## Data for processing
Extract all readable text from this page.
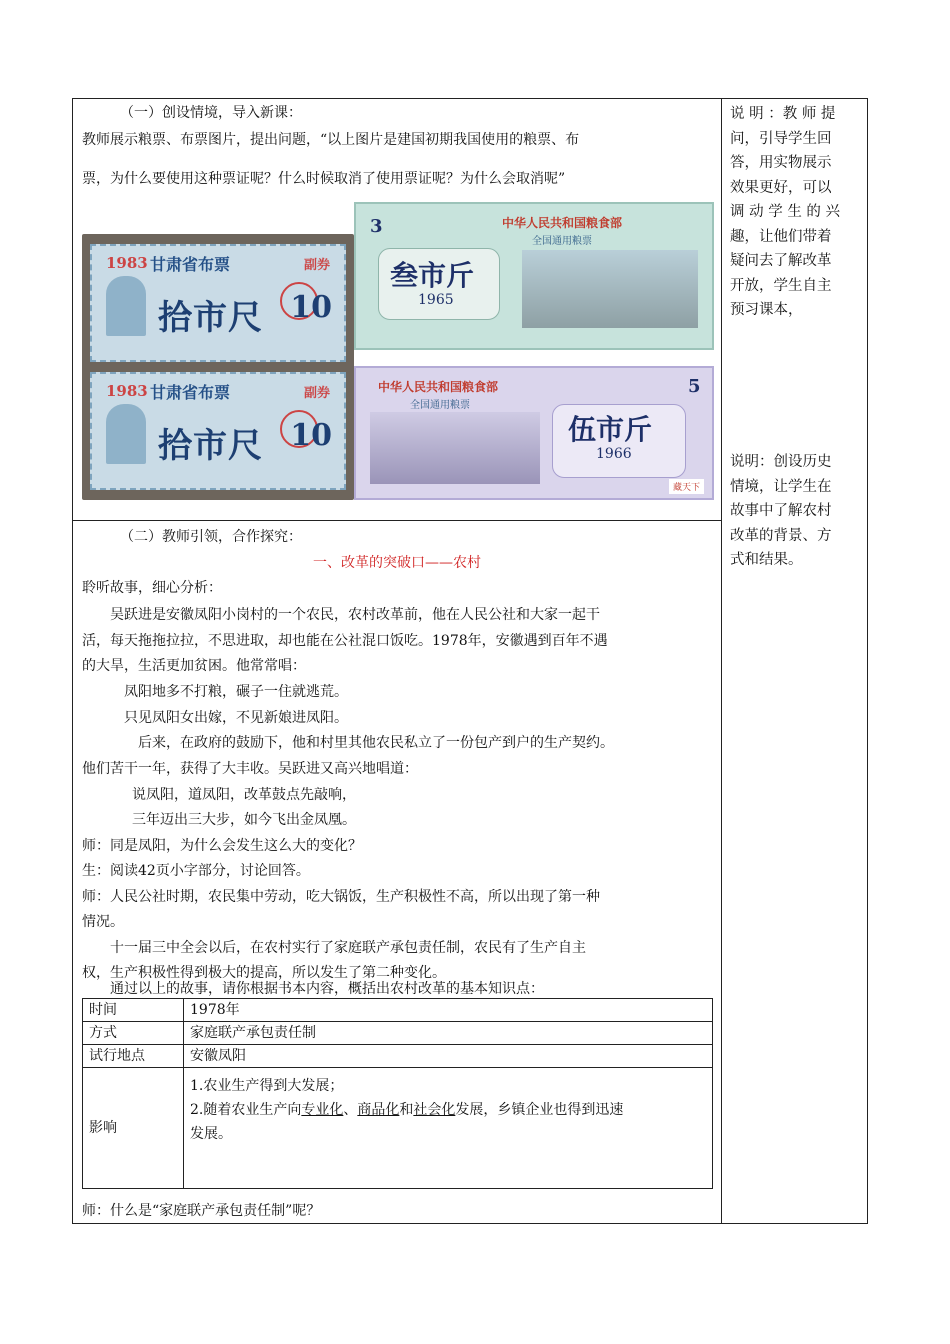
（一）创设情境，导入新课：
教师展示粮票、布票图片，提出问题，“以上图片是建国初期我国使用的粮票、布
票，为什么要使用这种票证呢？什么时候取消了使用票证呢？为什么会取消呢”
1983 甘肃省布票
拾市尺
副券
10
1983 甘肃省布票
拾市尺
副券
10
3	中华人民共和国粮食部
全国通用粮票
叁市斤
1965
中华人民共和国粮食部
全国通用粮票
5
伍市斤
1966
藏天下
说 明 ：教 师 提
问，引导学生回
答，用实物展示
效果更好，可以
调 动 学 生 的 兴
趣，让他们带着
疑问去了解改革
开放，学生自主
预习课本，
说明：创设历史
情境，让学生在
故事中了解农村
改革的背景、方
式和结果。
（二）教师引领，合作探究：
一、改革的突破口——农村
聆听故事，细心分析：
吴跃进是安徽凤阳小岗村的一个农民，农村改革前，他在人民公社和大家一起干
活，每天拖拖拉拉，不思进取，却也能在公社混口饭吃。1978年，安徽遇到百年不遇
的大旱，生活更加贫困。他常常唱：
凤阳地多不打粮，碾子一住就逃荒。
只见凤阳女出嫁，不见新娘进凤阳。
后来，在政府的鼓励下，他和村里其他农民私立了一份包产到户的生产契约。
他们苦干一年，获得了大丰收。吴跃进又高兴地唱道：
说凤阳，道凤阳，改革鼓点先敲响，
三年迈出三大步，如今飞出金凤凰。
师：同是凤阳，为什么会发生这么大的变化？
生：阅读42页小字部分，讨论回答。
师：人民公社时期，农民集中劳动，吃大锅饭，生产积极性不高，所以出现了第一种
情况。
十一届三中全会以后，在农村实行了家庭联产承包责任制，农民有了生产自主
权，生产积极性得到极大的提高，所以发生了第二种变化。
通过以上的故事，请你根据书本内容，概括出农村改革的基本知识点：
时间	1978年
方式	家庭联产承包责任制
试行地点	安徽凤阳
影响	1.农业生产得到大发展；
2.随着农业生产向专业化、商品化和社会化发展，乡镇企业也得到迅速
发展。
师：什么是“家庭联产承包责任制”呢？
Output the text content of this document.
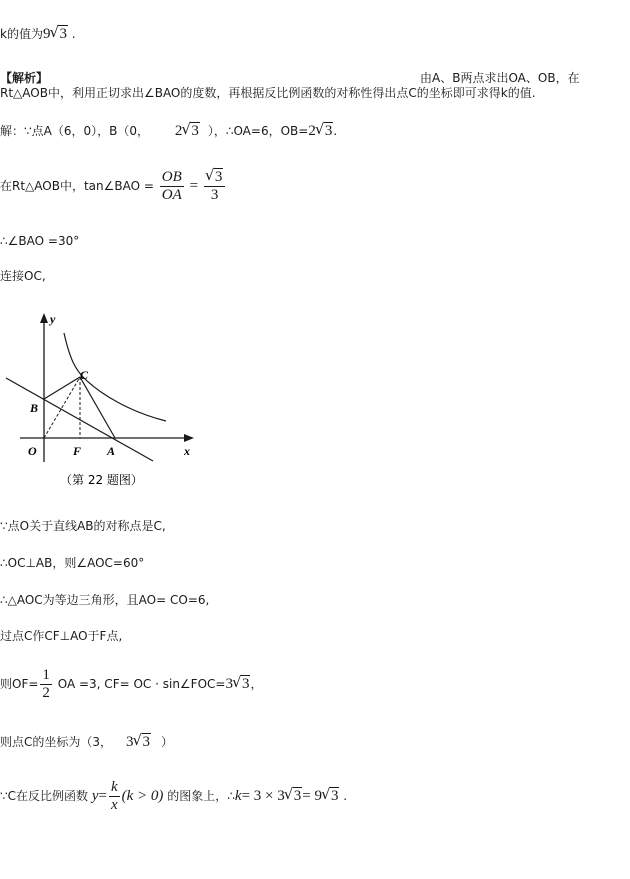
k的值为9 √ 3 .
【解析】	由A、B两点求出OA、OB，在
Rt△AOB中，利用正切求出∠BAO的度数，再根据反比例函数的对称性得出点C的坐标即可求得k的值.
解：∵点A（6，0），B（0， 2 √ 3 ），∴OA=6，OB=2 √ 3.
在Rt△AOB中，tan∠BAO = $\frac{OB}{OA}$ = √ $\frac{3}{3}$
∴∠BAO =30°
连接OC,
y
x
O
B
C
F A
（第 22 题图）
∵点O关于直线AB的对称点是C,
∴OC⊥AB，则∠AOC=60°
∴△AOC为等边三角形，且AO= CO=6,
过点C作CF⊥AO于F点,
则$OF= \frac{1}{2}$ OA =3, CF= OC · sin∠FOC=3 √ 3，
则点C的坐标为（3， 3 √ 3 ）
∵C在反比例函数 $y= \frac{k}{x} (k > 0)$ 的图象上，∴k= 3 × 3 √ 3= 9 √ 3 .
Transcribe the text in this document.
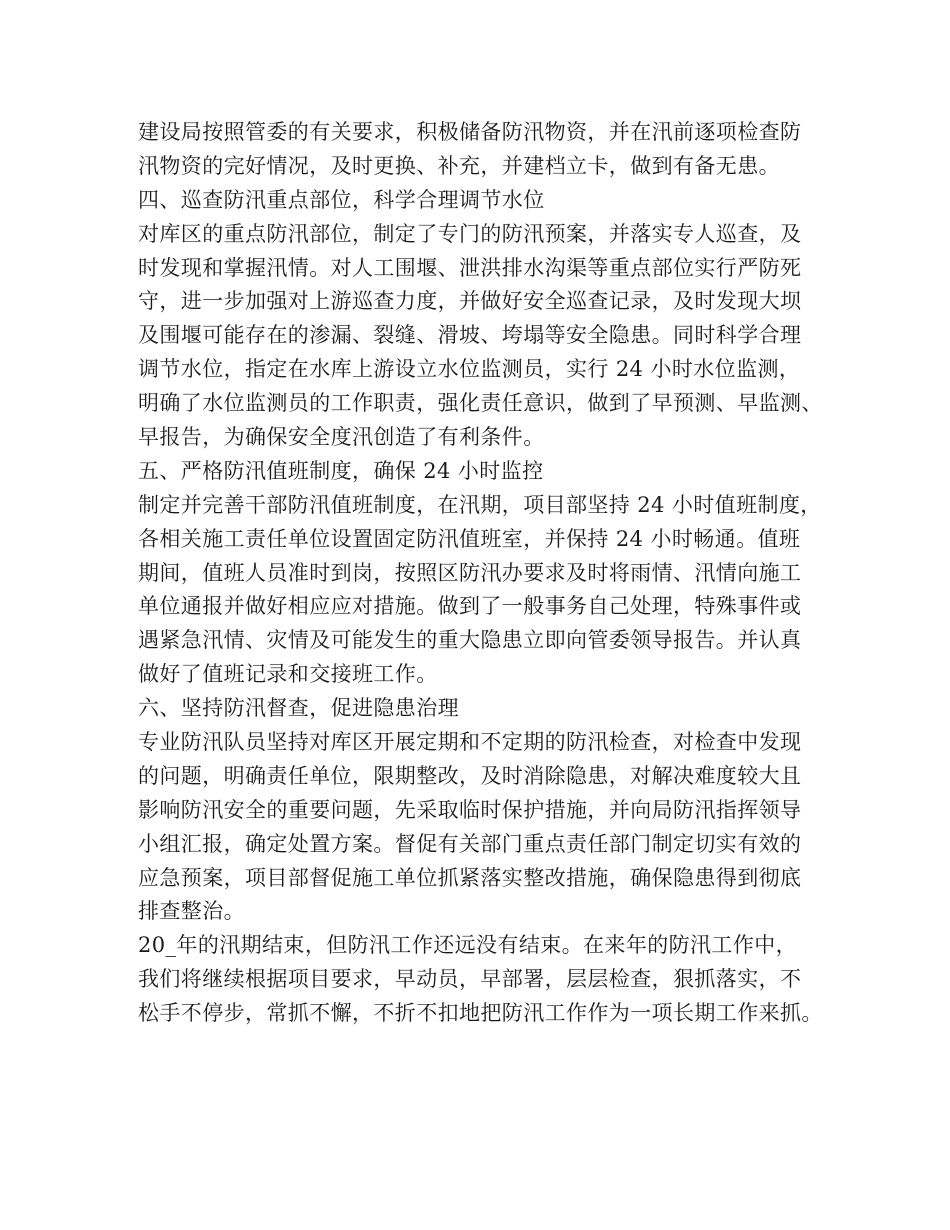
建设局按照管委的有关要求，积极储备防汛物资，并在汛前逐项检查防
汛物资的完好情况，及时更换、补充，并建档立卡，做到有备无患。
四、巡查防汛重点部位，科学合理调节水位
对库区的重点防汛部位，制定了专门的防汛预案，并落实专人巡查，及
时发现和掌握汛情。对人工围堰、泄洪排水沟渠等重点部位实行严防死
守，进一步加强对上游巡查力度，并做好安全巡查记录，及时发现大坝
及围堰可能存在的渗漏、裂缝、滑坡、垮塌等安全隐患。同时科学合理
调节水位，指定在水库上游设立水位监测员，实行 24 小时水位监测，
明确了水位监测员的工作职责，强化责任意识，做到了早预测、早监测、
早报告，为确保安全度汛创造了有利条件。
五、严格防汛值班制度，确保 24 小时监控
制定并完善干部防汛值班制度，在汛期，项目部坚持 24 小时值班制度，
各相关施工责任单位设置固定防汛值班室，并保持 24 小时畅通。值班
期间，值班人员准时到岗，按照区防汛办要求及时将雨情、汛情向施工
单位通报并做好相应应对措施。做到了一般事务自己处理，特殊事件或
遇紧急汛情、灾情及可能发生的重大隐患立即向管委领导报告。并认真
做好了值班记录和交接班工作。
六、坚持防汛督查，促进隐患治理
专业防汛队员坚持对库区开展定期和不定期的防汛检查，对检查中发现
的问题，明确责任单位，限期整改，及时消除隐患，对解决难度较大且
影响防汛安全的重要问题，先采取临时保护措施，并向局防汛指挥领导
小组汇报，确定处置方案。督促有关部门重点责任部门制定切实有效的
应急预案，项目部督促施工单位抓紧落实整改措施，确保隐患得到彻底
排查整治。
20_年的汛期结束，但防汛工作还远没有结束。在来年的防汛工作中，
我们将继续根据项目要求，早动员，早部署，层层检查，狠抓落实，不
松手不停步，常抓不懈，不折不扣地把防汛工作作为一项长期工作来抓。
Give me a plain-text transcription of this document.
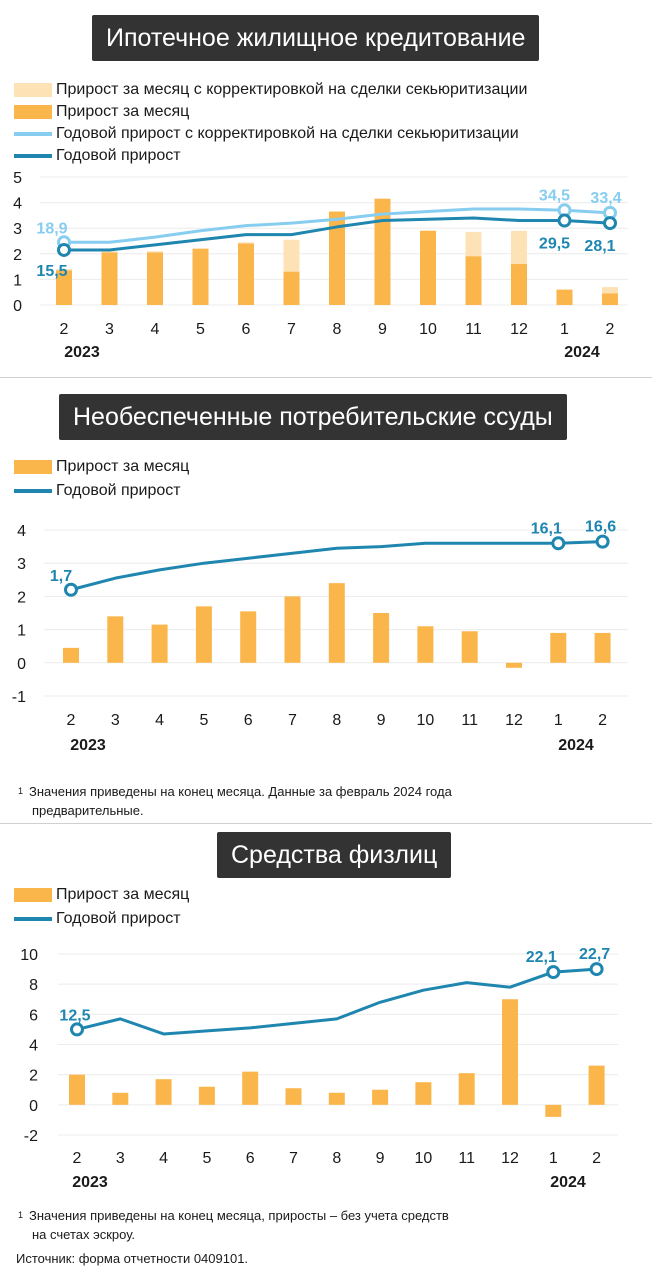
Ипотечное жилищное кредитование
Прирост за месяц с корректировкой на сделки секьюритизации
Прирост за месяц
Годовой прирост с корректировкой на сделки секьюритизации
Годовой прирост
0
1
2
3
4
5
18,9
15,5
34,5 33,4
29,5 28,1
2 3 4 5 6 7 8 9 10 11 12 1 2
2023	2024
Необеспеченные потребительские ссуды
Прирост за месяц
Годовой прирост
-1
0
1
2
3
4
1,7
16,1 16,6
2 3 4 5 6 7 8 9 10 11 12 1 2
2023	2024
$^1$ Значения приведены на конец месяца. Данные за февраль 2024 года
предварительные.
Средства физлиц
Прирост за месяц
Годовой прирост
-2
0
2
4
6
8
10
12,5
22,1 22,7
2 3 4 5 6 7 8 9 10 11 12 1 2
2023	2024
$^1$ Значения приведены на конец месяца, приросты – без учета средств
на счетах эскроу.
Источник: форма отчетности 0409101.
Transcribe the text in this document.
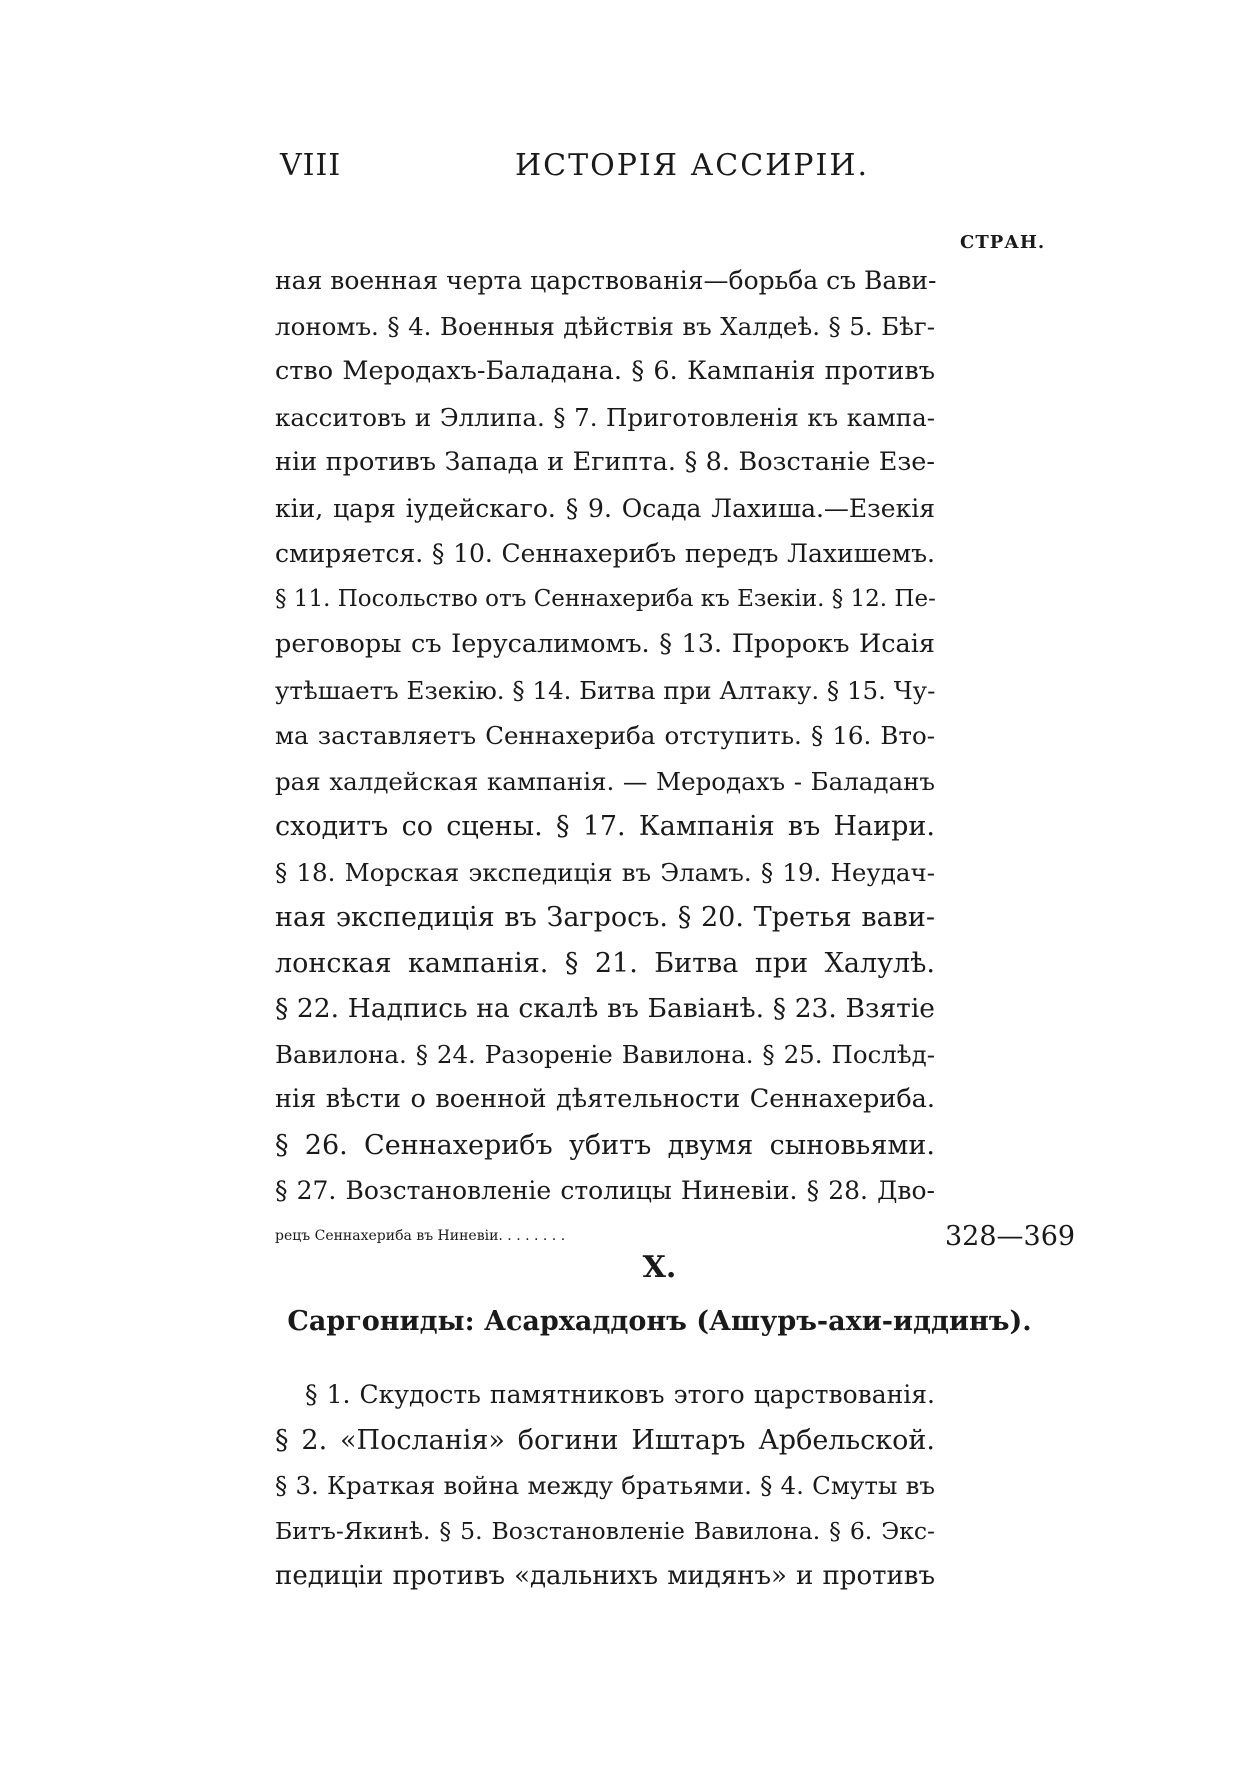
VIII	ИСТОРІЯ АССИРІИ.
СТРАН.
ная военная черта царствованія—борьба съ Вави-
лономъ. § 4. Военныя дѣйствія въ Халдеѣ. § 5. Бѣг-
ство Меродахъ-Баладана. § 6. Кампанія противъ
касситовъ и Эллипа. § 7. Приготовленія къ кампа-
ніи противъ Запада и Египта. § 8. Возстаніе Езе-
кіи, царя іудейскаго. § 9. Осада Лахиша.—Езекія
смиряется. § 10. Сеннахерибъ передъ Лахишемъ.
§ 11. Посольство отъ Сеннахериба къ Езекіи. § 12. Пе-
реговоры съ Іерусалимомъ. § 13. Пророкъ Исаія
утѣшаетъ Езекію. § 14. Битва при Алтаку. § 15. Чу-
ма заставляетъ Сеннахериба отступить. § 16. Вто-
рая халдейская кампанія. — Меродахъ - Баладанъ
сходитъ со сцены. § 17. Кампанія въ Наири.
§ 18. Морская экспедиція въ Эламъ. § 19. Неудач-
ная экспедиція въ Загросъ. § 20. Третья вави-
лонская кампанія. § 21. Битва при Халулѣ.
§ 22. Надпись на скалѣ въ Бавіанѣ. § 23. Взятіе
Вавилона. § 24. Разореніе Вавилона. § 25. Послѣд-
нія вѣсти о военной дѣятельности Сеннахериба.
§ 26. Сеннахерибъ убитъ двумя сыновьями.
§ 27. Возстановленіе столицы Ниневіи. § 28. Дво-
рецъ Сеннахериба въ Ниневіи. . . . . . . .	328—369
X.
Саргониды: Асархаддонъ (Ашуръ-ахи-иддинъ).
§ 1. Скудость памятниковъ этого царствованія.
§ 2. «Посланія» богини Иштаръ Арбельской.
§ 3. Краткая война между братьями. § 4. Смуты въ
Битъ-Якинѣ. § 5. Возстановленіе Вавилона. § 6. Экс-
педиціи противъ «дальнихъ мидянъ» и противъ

## To be done
Copy out every line of the listing that contains the string "AOB中".

## Answer to this exercise
Rt△AOB中，利用正切求出∠BAO的度数，再根据反比例函数的对称性得出点C的坐标即可求得k的值.
在Rt△AOB中，tan∠BAO = $\frac{OB}{OA}$ = √ $\frac{3}{3}$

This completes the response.